◆ AIM
Extract each line of the data below exactly as written.
-------- DATA FOR THIS TASK --------
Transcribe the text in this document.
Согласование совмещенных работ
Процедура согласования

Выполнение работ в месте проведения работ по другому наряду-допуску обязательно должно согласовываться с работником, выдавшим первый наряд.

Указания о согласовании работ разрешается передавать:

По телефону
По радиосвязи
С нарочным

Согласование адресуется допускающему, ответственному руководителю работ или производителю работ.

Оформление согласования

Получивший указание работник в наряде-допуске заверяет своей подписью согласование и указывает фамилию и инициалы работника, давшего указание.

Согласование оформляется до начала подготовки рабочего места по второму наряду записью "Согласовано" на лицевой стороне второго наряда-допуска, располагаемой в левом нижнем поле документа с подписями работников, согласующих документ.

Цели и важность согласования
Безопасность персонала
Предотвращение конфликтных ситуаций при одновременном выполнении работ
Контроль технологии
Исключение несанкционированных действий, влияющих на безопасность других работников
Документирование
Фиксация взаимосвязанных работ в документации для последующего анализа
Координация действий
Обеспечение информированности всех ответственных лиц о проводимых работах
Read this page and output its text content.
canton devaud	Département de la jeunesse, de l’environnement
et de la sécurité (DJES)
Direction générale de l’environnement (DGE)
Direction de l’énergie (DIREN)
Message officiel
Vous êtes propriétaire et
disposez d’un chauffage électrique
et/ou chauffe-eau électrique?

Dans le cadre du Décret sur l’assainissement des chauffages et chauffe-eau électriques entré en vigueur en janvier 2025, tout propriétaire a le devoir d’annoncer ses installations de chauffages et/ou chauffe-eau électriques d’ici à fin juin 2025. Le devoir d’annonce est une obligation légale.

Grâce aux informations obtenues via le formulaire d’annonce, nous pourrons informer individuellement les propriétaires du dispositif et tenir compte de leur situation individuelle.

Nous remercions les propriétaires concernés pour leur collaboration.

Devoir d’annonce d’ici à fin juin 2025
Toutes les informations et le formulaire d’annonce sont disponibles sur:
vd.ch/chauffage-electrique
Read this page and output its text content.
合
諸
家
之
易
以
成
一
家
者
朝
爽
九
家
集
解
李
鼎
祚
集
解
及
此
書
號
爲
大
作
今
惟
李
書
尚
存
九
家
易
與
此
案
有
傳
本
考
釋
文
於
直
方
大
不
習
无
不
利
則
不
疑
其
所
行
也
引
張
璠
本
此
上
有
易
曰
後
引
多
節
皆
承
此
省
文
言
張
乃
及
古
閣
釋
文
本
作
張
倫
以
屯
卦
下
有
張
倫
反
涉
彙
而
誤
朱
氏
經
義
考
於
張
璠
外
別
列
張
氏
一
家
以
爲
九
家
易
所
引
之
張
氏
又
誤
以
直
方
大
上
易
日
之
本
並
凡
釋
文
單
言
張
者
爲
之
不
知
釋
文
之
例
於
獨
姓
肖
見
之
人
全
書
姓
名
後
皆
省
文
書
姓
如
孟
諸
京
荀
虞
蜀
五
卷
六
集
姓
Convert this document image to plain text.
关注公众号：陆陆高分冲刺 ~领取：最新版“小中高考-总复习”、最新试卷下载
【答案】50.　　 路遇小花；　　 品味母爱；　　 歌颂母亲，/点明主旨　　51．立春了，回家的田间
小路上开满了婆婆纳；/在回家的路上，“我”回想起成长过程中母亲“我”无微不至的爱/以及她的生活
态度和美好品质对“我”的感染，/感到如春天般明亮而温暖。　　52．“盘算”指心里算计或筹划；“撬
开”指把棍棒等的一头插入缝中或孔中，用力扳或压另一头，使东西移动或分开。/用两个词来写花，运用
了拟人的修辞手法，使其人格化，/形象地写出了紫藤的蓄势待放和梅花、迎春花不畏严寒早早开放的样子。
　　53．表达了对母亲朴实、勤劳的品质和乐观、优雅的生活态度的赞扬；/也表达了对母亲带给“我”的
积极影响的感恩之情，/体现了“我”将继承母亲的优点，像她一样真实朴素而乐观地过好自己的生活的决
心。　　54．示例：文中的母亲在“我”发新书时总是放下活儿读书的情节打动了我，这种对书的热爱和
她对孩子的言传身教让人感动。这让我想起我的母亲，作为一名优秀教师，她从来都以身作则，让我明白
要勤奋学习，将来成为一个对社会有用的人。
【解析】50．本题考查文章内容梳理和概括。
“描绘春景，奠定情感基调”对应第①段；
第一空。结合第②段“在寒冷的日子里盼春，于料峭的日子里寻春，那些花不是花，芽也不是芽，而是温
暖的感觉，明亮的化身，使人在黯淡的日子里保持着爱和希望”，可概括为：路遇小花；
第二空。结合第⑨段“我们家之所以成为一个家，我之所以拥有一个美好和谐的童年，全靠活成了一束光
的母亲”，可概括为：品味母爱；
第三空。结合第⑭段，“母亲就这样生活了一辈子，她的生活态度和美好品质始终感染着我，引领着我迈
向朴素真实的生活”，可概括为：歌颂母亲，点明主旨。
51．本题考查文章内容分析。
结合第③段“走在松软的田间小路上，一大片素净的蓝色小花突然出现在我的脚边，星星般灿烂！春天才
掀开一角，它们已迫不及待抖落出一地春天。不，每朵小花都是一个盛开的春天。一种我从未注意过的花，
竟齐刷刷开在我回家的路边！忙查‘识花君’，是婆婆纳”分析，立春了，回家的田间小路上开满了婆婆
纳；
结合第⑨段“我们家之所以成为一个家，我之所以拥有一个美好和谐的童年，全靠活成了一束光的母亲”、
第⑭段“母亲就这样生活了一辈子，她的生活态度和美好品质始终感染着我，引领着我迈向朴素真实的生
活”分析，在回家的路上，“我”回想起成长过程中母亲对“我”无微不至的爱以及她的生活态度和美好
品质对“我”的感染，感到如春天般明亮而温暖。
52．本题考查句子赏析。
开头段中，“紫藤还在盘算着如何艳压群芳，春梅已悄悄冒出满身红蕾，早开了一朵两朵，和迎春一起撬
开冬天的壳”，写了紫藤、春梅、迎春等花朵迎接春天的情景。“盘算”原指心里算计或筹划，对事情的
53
--------
◆ TASK OUTPUT
Transcribe the text in this document.
Согласование совмещенных работ
Процедура согласования

Выполнение работ в месте проведения работ по другому наряду-допуску обязательно должно согласовываться с работником, выдавшим первый наряд.

Указания о согласовании работ разрешается передавать:

По телефону
По радиосвязи
С нарочным

Согласование адресуется допускающему, ответственному руководителю работ или производителю работ.

Оформление согласования

Получивший указание работник в наряде-допуске заверяет своей подписью согласование и указывает фамилию и инициалы работника, давшего указание.

Согласование оформляется до начала подготовки рабочего места по второму наряду записью "Согласовано" на лицевой стороне второго наряда-допуска, располагаемой в левом нижнем поле документа с подписями работников, согласующих документ.

Цели и важность согласования
Безопасность персонала
Предотвращение конфликтных ситуаций при одновременном выполнении работ
Контроль технологии
Исключение несанкционированных действий, влияющих на безопасность других работников
Документирование
Фиксация взаимосвязанных работ в документации для последующего анализа
Координация действий
Обеспечение информированности всех ответственных лиц о проводимых работах
Read this page and output its text content.
canton devaud	Département de la jeunesse, de l’environnement
et de la sécurité (DJES)
Direction générale de l’environnement (DGE)
Direction de l’énergie (DIREN)
Message officiel
Vous êtes propriétaire et
disposez d’un chauffage électrique
et/ou chauffe-eau électrique?

Dans le cadre du Décret sur l’assainissement des chauffages et chauffe-eau électriques entré en vigueur en janvier 2025, tout propriétaire a le devoir d’annoncer ses installations de chauffages et/ou chauffe-eau électriques d’ici à fin juin 2025. Le devoir d’annonce est une obligation légale.

Grâce aux informations obtenues via le formulaire d’annonce, nous pourrons informer individuellement les propriétaires du dispositif et tenir compte de leur situation individuelle.

Nous remercions les propriétaires concernés pour leur collaboration.

Devoir d’annonce d’ici à fin juin 2025
Toutes les informations et le formulaire d’annonce sont disponibles sur:
vd.ch/chauffage-electrique
Read this page and output its text content.
合
諸
家
之
易
以
成
一
家
者
朝
爽
九
家
集
解
李
鼎
祚
集
解
及
此
書
號
爲
大
作
今
惟
李
書
尚
存
九
家
易
與
此
案
有
傳
本
考
釋
文
於
直
方
大
不
習
无
不
利
則
不
疑
其
所
行
也
引
張
璠
本
此
上
有
易
曰
後
引
多
節
皆
承
此
省
文
言
張
乃
及
古
閣
釋
文
本
作
張
倫
以
屯
卦
下
有
張
倫
反
涉
彙
而
誤
朱
氏
經
義
考
於
張
璠
外
別
列
張
氏
一
家
以
爲
九
家
易
所
引
之
張
氏
又
誤
以
直
方
大
上
易
日
之
本
並
凡
釋
文
單
言
張
者
爲
之
不
知
釋
文
之
例
於
獨
姓
肖
見
之
人
全
書
姓
名
後
皆
省
文
書
姓
如
孟
諸
京
荀
虞
蜀
五
卷
六
集
姓
Convert this document image to plain text.
关注公众号：陆陆高分冲刺 ~领取：最新版“小中高考-总复习”、最新试卷下载
【答案】50.　　 路遇小花；　　 品味母爱；　　 歌颂母亲，/点明主旨　　51．立春了，回家的田间
小路上开满了婆婆纳；/在回家的路上，“我”回想起成长过程中母亲“我”无微不至的爱/以及她的生活
态度和美好品质对“我”的感染，/感到如春天般明亮而温暖。　　52．“盘算”指心里算计或筹划；“撬
开”指把棍棒等的一头插入缝中或孔中，用力扳或压另一头，使东西移动或分开。/用两个词来写花，运用
了拟人的修辞手法，使其人格化，/形象地写出了紫藤的蓄势待放和梅花、迎春花不畏严寒早早开放的样子。
　　53．表达了对母亲朴实、勤劳的品质和乐观、优雅的生活态度的赞扬；/也表达了对母亲带给“我”的
积极影响的感恩之情，/体现了“我”将继承母亲的优点，像她一样真实朴素而乐观地过好自己的生活的决
心。　　54．示例：文中的母亲在“我”发新书时总是放下活儿读书的情节打动了我，这种对书的热爱和
她对孩子的言传身教让人感动。这让我想起我的母亲，作为一名优秀教师，她从来都以身作则，让我明白
要勤奋学习，将来成为一个对社会有用的人。
【解析】50．本题考查文章内容梳理和概括。
“描绘春景，奠定情感基调”对应第①段；
第一空。结合第②段“在寒冷的日子里盼春，于料峭的日子里寻春，那些花不是花，芽也不是芽，而是温
暖的感觉，明亮的化身，使人在黯淡的日子里保持着爱和希望”，可概括为：路遇小花；
第二空。结合第⑨段“我们家之所以成为一个家，我之所以拥有一个美好和谐的童年，全靠活成了一束光
的母亲”，可概括为：品味母爱；
第三空。结合第⑭段，“母亲就这样生活了一辈子，她的生活态度和美好品质始终感染着我，引领着我迈
向朴素真实的生活”，可概括为：歌颂母亲，点明主旨。
51．本题考查文章内容分析。
结合第③段“走在松软的田间小路上，一大片素净的蓝色小花突然出现在我的脚边，星星般灿烂！春天才
掀开一角，它们已迫不及待抖落出一地春天。不，每朵小花都是一个盛开的春天。一种我从未注意过的花，
竟齐刷刷开在我回家的路边！忙查‘识花君’，是婆婆纳”分析，立春了，回家的田间小路上开满了婆婆
纳；
结合第⑨段“我们家之所以成为一个家，我之所以拥有一个美好和谐的童年，全靠活成了一束光的母亲”、
第⑭段“母亲就这样生活了一辈子，她的生活态度和美好品质始终感染着我，引领着我迈向朴素真实的生
活”分析，在回家的路上，“我”回想起成长过程中母亲对“我”无微不至的爱以及她的生活态度和美好
品质对“我”的感染，感到如春天般明亮而温暖。
52．本题考查句子赏析。
开头段中，“紫藤还在盘算着如何艳压群芳，春梅已悄悄冒出满身红蕾，早开了一朵两朵，和迎春一起撬
开冬天的壳”，写了紫藤、春梅、迎春等花朵迎接春天的情景。“盘算”原指心里算计或筹划，对事情的
53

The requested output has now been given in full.